- [Directions for this task] Exactly as given, repeat all of the entries.

*** Working data

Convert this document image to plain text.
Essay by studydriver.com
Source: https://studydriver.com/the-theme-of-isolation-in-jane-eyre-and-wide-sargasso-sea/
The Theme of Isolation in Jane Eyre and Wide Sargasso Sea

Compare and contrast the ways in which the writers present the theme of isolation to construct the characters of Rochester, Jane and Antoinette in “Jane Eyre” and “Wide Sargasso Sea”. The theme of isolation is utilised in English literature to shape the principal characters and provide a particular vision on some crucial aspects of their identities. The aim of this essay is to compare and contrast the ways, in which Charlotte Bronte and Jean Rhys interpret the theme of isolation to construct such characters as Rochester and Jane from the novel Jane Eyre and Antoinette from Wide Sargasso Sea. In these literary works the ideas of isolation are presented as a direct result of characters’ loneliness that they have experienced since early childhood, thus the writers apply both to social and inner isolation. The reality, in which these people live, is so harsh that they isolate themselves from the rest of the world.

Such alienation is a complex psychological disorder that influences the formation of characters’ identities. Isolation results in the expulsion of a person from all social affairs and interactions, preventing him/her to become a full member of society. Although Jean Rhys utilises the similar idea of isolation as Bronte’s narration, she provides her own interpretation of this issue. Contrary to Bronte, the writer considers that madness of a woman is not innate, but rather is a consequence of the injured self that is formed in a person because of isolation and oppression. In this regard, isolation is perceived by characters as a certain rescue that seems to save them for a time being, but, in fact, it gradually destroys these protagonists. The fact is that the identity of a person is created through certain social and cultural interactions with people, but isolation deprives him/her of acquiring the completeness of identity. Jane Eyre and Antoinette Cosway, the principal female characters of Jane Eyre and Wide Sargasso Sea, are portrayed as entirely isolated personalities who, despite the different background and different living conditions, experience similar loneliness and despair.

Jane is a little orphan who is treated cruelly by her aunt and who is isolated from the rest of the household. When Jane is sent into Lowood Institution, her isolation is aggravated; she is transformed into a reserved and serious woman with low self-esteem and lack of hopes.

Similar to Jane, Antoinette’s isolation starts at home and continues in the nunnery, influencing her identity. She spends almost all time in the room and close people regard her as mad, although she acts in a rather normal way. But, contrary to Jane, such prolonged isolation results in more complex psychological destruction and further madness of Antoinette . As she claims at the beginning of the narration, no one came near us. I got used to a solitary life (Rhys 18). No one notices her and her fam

******

- [Answer to the problem]
Convert this document image to plain text.
Essay by studydriver.com
Source: https://studydriver.com/the-theme-of-isolation-in-jane-eyre-and-wide-sargasso-sea/
The Theme of Isolation in Jane Eyre and Wide Sargasso Sea

Compare and contrast the ways in which the writers present the theme of isolation to construct the characters of Rochester, Jane and Antoinette in “Jane Eyre” and “Wide Sargasso Sea”. The theme of isolation is utilised in English literature to shape the principal characters and provide a particular vision on some crucial aspects of their identities. The aim of this essay is to compare and contrast the ways, in which Charlotte Bronte and Jean Rhys interpret the theme of isolation to construct such characters as Rochester and Jane from the novel Jane Eyre and Antoinette from Wide Sargasso Sea. In these literary works the ideas of isolation are presented as a direct result of characters’ loneliness that they have experienced since early childhood, thus the writers apply both to social and inner isolation. The reality, in which these people live, is so harsh that they isolate themselves from the rest of the world.

Such alienation is a complex psychological disorder that influences the formation of characters’ identities. Isolation results in the expulsion of a person from all social affairs and interactions, preventing him/her to become a full member of society. Although Jean Rhys utilises the similar idea of isolation as Bronte’s narration, she provides her own interpretation of this issue. Contrary to Bronte, the writer considers that madness of a woman is not innate, but rather is a consequence of the injured self that is formed in a person because of isolation and oppression. In this regard, isolation is perceived by characters as a certain rescue that seems to save them for a time being, but, in fact, it gradually destroys these protagonists. The fact is that the identity of a person is created through certain social and cultural interactions with people, but isolation deprives him/her of acquiring the completeness of identity. Jane Eyre and Antoinette Cosway, the principal female characters of Jane Eyre and Wide Sargasso Sea, are portrayed as entirely isolated personalities who, despite the different background and different living conditions, experience similar loneliness and despair.

Jane is a little orphan who is treated cruelly by her aunt and who is isolated from the rest of the household. When Jane is sent into Lowood Institution, her isolation is aggravated; she is transformed into a reserved and serious woman with low self-esteem and lack of hopes.

Similar to Jane, Antoinette’s isolation starts at home and continues in the nunnery, influencing her identity. She spends almost all time in the room and close people regard her as mad, although she acts in a rather normal way. But, contrary to Jane, such prolonged isolation results in more complex psychological destruction and further madness of Antoinette . As she claims at the beginning of the narration, no one came near us. I got used to a solitary life (Rhys 18). No one notices her and her fam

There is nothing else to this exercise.